* Problem statement *
Identify and reproduce every line holding the string "flag".

— Begin Given data —

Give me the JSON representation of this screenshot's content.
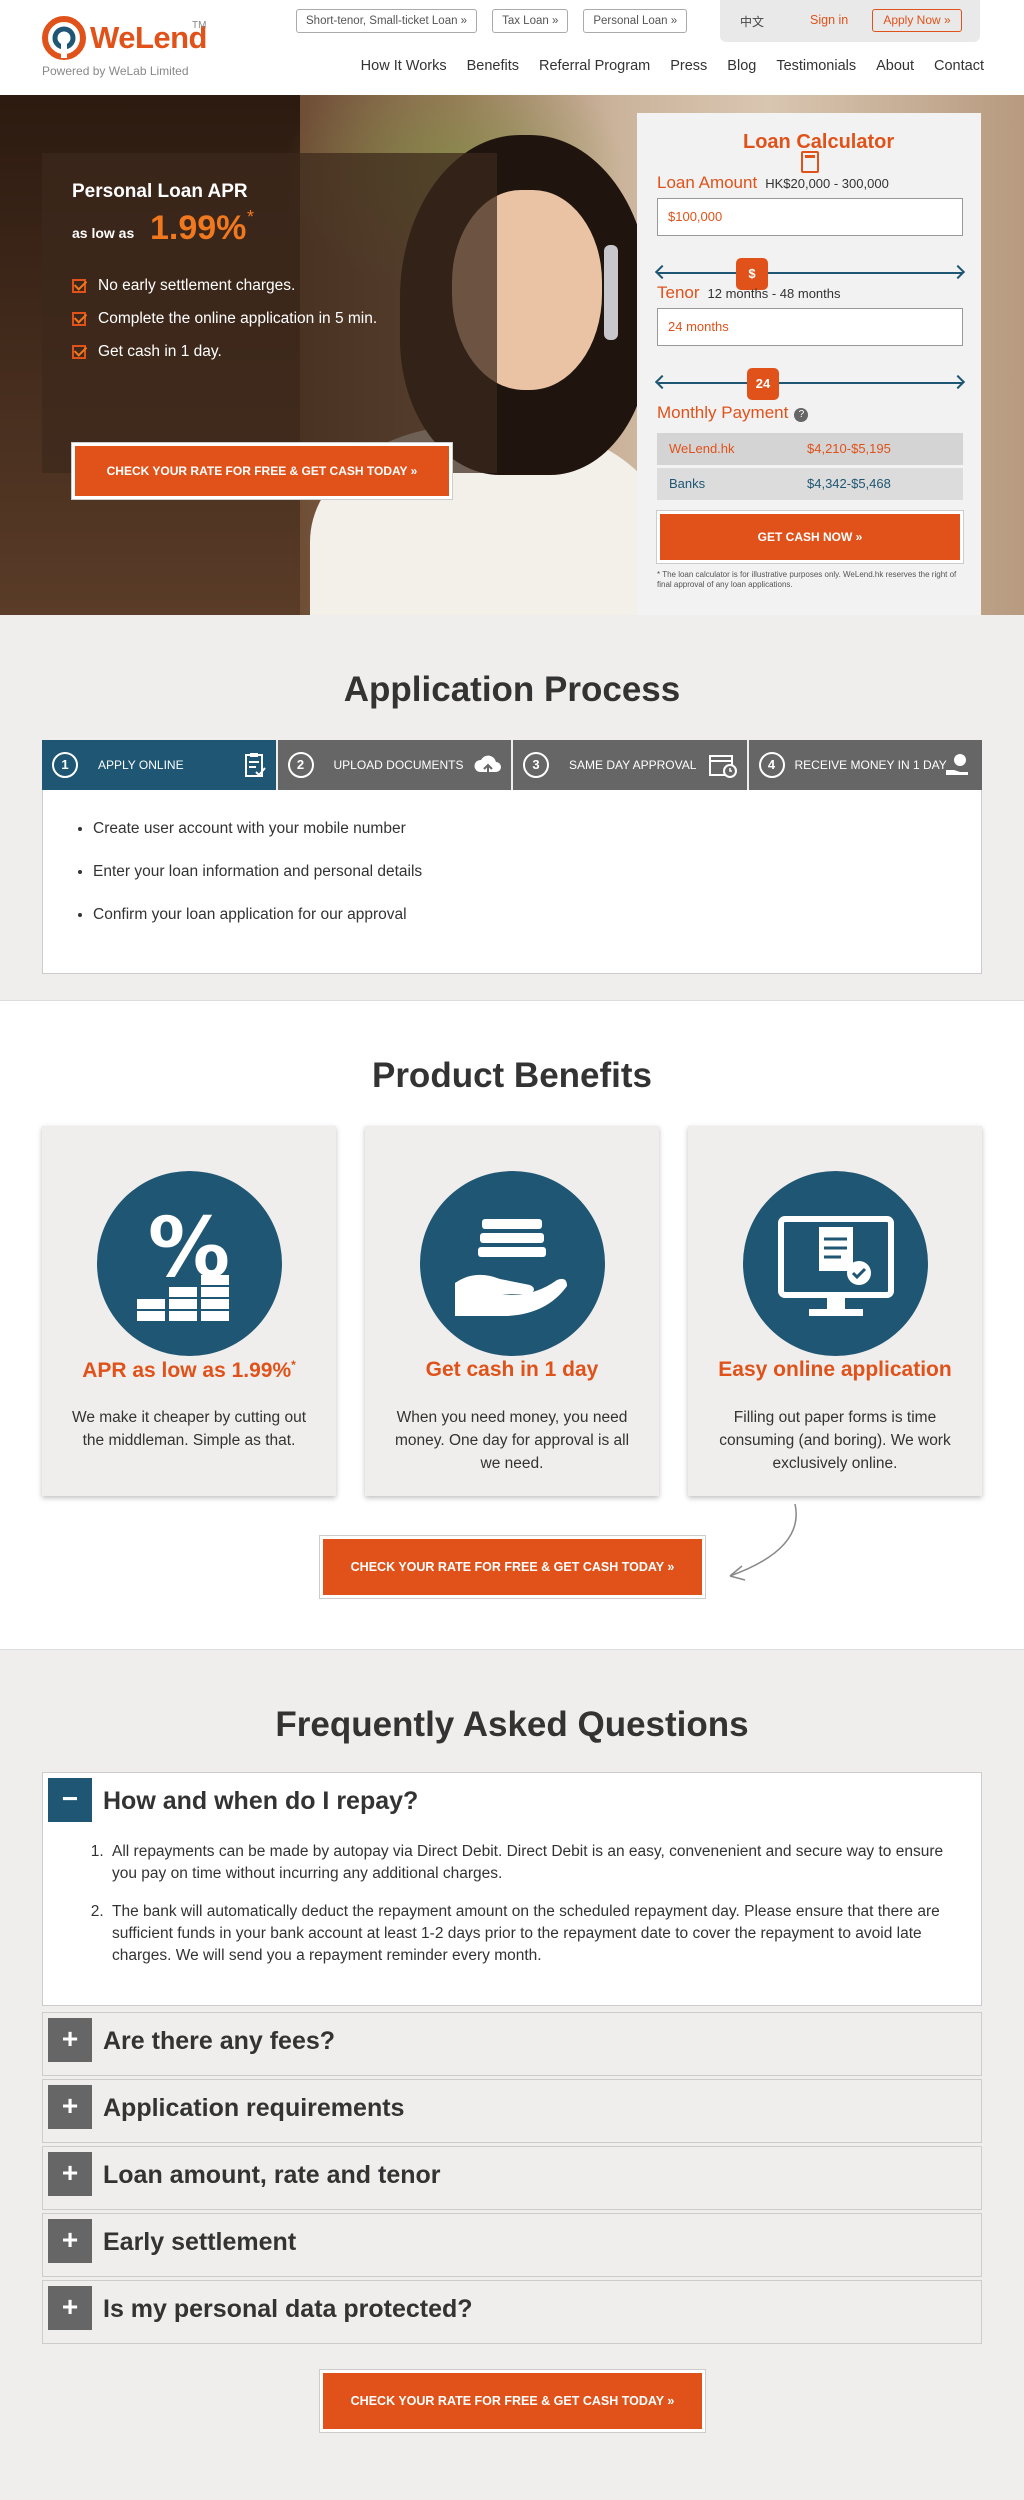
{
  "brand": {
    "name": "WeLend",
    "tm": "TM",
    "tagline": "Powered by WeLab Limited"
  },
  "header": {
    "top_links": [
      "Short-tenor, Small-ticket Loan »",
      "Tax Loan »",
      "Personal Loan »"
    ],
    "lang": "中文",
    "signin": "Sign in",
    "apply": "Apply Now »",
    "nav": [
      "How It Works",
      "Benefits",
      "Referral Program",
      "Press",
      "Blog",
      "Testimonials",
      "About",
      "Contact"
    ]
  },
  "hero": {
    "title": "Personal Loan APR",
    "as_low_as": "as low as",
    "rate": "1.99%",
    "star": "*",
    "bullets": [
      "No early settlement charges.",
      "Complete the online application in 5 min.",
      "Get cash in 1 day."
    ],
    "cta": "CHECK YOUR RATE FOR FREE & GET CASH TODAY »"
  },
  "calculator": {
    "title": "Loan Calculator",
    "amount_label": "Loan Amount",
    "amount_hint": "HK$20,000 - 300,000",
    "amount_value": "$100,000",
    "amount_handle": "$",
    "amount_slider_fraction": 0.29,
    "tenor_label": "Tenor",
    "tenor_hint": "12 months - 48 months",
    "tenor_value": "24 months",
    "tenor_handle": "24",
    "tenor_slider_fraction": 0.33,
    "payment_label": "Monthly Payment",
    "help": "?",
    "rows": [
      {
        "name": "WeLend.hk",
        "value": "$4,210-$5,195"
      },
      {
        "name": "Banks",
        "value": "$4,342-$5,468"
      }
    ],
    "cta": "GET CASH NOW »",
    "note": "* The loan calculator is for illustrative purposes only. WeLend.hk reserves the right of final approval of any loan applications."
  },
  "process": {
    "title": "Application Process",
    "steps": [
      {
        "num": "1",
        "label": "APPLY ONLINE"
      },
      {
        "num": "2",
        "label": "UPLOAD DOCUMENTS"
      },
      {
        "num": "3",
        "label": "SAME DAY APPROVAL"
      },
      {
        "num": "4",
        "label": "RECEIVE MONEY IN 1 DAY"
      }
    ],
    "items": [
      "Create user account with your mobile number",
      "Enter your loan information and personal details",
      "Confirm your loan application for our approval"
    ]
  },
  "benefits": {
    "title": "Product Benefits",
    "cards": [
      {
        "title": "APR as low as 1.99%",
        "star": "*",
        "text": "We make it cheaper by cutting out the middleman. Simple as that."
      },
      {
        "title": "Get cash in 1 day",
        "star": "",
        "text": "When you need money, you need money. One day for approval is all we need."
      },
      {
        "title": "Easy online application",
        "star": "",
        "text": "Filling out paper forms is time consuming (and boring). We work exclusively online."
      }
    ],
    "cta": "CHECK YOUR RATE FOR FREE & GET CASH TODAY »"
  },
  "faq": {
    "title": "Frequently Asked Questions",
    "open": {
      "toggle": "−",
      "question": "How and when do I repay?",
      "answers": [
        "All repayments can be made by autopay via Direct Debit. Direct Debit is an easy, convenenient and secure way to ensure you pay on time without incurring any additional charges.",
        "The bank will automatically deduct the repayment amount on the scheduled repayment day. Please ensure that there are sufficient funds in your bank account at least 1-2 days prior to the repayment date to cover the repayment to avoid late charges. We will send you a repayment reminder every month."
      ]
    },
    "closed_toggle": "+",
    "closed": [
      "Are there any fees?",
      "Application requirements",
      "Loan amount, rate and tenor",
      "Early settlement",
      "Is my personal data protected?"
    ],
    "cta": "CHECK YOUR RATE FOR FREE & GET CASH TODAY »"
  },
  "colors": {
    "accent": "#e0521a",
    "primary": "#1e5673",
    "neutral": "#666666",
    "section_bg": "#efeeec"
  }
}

— End Given data —
— Begin Given data —

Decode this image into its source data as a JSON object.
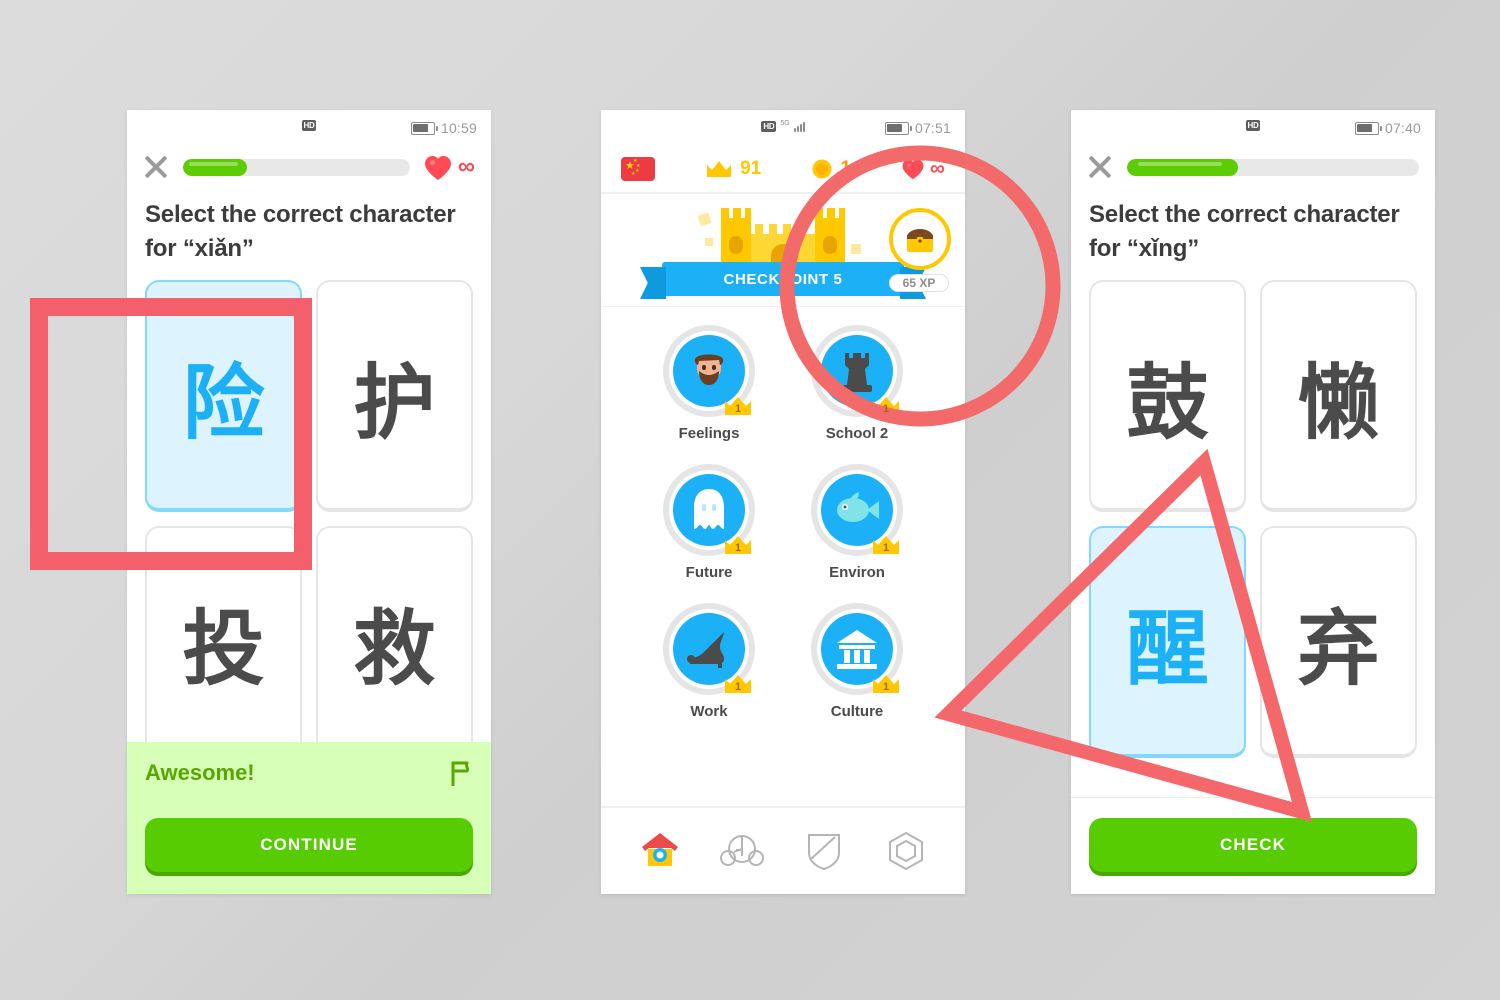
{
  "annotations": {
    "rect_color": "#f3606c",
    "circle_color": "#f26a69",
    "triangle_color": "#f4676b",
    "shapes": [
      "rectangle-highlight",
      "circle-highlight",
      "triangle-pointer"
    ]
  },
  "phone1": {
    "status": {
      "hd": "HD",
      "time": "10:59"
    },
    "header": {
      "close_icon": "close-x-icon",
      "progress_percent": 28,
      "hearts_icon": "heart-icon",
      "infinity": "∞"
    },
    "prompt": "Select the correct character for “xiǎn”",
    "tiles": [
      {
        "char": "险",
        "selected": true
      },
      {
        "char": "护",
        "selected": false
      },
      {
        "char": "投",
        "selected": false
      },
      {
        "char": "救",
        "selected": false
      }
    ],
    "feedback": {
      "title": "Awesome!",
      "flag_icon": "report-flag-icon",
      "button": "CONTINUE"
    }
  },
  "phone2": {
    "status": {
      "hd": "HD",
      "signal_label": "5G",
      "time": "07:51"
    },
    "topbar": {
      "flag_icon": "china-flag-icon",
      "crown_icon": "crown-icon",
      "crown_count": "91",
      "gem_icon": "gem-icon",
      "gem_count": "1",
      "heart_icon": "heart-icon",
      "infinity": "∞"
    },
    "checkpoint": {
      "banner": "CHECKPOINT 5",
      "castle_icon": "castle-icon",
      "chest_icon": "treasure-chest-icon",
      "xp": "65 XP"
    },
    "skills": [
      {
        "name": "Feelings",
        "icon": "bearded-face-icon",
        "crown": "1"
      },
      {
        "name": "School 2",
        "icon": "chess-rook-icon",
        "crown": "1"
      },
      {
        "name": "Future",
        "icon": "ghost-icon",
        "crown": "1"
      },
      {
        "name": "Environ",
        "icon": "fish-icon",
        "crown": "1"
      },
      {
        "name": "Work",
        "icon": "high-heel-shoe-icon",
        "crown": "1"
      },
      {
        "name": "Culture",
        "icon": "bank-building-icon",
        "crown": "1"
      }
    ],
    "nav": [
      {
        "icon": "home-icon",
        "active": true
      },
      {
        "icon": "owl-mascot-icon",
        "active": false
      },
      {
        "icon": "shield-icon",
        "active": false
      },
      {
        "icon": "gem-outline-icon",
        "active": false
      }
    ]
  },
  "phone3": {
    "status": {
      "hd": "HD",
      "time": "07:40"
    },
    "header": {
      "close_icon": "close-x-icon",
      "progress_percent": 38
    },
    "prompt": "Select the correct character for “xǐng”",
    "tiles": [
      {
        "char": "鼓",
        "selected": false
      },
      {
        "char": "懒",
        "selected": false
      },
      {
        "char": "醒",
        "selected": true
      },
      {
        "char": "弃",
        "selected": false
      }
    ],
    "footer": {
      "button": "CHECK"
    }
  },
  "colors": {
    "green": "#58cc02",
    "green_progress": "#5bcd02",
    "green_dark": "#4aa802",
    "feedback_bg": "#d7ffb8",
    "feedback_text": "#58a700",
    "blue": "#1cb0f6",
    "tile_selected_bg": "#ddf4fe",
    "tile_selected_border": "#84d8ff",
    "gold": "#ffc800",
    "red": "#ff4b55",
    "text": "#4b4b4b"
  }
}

— End Given data —
— Begin Given data —

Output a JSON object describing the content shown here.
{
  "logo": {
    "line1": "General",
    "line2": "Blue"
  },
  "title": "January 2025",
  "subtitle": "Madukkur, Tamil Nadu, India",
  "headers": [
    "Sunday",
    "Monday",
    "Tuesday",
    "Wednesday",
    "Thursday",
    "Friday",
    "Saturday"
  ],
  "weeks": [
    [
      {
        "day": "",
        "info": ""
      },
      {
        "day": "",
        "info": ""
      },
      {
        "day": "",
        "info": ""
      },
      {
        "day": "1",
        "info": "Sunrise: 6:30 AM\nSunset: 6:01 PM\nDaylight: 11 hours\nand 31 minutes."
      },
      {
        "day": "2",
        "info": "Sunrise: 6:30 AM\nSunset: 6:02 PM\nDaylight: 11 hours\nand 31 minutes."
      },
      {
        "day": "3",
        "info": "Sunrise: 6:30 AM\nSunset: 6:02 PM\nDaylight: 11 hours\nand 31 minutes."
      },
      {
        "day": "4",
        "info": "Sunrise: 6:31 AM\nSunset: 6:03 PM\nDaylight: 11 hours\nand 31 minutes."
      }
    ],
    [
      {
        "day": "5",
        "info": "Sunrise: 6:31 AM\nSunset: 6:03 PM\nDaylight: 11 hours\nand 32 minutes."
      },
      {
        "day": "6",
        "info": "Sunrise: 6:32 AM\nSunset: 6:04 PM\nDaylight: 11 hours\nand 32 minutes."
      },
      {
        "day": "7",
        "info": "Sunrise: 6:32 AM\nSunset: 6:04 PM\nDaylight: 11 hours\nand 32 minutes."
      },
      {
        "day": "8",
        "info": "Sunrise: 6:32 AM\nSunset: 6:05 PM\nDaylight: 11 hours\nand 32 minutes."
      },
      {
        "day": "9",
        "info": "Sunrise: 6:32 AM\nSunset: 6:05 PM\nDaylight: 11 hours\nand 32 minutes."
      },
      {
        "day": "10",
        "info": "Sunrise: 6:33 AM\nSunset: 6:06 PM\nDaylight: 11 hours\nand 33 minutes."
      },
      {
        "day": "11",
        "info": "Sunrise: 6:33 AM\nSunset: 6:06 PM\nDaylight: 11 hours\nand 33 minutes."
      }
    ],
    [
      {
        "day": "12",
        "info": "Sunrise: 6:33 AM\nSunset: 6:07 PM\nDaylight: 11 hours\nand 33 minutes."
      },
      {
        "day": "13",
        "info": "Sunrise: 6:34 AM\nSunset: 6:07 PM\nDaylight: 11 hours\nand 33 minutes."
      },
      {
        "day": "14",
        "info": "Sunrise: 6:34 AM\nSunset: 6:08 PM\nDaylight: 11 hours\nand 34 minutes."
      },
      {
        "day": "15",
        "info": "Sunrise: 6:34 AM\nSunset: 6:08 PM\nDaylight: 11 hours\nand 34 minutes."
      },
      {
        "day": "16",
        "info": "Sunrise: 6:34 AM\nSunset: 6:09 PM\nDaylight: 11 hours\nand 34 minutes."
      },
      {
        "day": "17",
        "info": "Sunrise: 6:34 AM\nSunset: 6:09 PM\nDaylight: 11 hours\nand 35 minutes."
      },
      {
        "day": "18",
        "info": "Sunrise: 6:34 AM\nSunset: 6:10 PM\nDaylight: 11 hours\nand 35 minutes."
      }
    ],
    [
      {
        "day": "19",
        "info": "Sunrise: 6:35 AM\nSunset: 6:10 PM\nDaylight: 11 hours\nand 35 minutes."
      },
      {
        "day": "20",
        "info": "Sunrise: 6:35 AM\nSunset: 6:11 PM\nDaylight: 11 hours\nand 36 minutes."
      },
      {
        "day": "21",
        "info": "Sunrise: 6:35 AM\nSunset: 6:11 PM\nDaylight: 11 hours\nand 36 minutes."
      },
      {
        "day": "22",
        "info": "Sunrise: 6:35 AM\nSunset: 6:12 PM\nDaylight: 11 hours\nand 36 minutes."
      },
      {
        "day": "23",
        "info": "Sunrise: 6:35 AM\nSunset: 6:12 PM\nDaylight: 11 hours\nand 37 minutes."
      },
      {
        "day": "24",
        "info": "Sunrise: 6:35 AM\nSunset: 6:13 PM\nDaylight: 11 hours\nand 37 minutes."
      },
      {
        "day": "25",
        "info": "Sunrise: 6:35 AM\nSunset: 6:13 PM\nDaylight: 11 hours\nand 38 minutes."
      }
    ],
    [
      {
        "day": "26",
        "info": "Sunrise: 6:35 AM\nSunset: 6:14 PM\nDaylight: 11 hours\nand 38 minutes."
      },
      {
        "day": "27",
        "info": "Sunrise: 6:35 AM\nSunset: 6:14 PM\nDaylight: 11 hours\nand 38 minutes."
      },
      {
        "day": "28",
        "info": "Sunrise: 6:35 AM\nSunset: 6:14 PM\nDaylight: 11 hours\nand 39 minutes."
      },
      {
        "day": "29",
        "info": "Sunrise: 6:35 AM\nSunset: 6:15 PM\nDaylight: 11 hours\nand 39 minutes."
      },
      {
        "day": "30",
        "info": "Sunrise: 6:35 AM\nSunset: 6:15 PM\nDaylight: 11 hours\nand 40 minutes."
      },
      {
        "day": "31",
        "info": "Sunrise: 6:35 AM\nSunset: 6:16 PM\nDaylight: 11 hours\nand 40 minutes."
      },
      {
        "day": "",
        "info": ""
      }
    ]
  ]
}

— End Given data —

* Output for this exercise *
      "flag_icon": "report-flag-icon",
      "flag_icon": "china-flag-icon",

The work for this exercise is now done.